PROMPT:
Find each line containing the string "will" and return it.

Raw records
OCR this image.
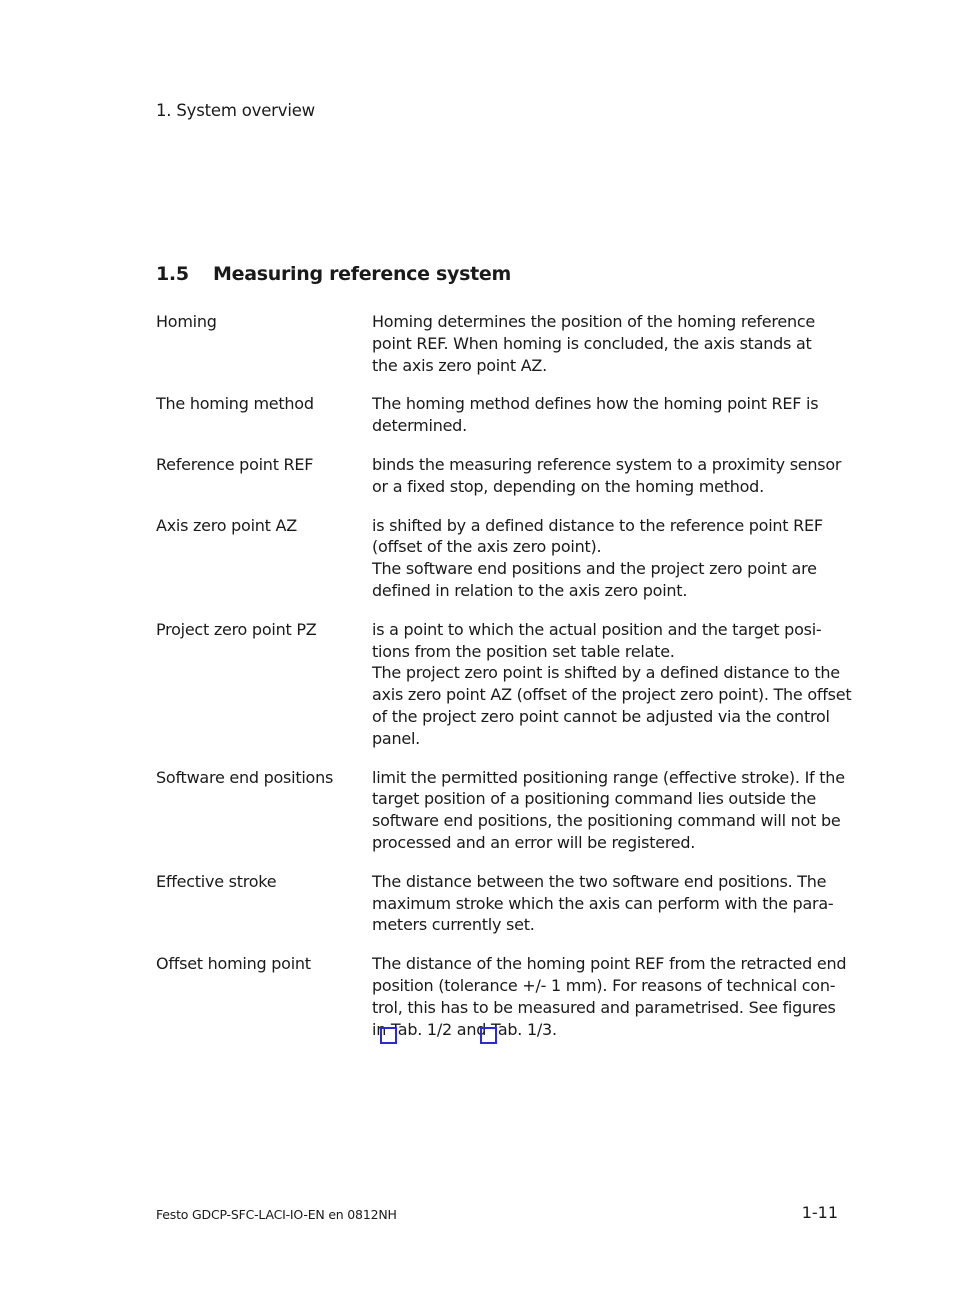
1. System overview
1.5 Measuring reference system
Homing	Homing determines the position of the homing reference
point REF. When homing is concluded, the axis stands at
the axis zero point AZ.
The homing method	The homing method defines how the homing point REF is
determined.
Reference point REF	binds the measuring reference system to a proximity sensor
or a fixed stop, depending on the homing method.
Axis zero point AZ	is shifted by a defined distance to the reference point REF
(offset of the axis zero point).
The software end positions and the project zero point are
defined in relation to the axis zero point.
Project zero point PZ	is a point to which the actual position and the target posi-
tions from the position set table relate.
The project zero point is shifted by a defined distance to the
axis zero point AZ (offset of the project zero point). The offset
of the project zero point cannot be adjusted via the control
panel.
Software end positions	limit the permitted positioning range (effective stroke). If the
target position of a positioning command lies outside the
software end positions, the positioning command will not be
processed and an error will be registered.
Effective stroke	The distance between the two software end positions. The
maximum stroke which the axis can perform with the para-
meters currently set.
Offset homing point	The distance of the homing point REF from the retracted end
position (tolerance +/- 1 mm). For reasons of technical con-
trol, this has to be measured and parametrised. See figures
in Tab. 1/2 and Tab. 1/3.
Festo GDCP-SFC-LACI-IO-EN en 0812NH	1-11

RESPONSE FOR THIS EXERCISE:
software end positions, the positioning command will not be
processed and an error will be registered.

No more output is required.